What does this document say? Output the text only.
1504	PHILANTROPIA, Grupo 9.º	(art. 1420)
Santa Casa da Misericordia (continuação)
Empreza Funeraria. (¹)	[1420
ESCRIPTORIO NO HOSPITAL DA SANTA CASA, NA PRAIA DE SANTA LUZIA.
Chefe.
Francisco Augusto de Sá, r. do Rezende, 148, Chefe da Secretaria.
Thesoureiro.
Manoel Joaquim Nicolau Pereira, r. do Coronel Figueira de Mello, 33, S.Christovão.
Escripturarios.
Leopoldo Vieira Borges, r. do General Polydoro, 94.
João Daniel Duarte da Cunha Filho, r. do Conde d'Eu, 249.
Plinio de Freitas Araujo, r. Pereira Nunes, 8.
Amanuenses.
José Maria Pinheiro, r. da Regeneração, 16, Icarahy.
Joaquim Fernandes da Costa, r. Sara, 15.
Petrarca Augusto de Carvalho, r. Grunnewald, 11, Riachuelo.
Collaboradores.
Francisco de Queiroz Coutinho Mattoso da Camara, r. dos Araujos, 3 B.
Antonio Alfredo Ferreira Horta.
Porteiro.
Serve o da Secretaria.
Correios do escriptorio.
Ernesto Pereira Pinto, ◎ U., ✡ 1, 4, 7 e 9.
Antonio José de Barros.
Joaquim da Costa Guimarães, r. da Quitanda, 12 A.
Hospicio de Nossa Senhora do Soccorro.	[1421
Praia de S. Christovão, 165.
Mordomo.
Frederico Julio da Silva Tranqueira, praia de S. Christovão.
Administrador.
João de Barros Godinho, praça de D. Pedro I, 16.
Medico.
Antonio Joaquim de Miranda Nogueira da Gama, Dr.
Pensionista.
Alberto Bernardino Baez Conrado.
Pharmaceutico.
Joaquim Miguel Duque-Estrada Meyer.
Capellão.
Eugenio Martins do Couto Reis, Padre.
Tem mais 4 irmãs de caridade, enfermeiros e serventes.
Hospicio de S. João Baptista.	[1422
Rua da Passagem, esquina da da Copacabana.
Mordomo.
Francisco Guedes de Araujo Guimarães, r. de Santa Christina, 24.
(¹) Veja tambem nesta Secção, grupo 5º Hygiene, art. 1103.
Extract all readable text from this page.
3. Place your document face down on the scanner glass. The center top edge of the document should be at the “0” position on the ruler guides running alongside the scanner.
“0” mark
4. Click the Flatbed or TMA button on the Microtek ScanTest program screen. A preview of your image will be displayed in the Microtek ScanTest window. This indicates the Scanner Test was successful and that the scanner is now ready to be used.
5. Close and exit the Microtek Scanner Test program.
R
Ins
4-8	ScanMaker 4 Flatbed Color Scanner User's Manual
.....
WRITTEN INSTRUCTION.
Print every record exactly as it was given.

RESULT.
What does this document say? Output the text only.
1504	PHILANTROPIA, Grupo 9.º	(art. 1420)
Santa Casa da Misericordia (continuação)
Empreza Funeraria. (¹)	[1420
ESCRIPTORIO NO HOSPITAL DA SANTA CASA, NA PRAIA DE SANTA LUZIA.
Chefe.
Francisco Augusto de Sá, r. do Rezende, 148, Chefe da Secretaria.
Thesoureiro.
Manoel Joaquim Nicolau Pereira, r. do Coronel Figueira de Mello, 33, S.Christovão.
Escripturarios.
Leopoldo Vieira Borges, r. do General Polydoro, 94.
João Daniel Duarte da Cunha Filho, r. do Conde d'Eu, 249.
Plinio de Freitas Araujo, r. Pereira Nunes, 8.
Amanuenses.
José Maria Pinheiro, r. da Regeneração, 16, Icarahy.
Joaquim Fernandes da Costa, r. Sara, 15.
Petrarca Augusto de Carvalho, r. Grunnewald, 11, Riachuelo.
Collaboradores.
Francisco de Queiroz Coutinho Mattoso da Camara, r. dos Araujos, 3 B.
Antonio Alfredo Ferreira Horta.
Porteiro.
Serve o da Secretaria.
Correios do escriptorio.
Ernesto Pereira Pinto, ◎ U., ✡ 1, 4, 7 e 9.
Antonio José de Barros.
Joaquim da Costa Guimarães, r. da Quitanda, 12 A.
Hospicio de Nossa Senhora do Soccorro.	[1421
Praia de S. Christovão, 165.
Mordomo.
Frederico Julio da Silva Tranqueira, praia de S. Christovão.
Administrador.
João de Barros Godinho, praça de D. Pedro I, 16.
Medico.
Antonio Joaquim de Miranda Nogueira da Gama, Dr.
Pensionista.
Alberto Bernardino Baez Conrado.
Pharmaceutico.
Joaquim Miguel Duque-Estrada Meyer.
Capellão.
Eugenio Martins do Couto Reis, Padre.
Tem mais 4 irmãs de caridade, enfermeiros e serventes.
Hospicio de S. João Baptista.	[1422
Rua da Passagem, esquina da da Copacabana.
Mordomo.
Francisco Guedes de Araujo Guimarães, r. de Santa Christina, 24.
(¹) Veja tambem nesta Secção, grupo 5º Hygiene, art. 1103.
Extract all readable text from this page.
3. Place your document face down on the scanner glass. The center top edge of the document should be at the “0” position on the ruler guides running alongside the scanner.
“0” mark
4. Click the Flatbed or TMA button on the Microtek ScanTest program screen. A preview of your image will be displayed in the Microtek ScanTest window. This indicates the Scanner Test was successful and that the scanner is now ready to be used.
5. Close and exit the Microtek Scanner Test program.
R
Ins
4-8	ScanMaker 4 Flatbed Color Scanner User's Manual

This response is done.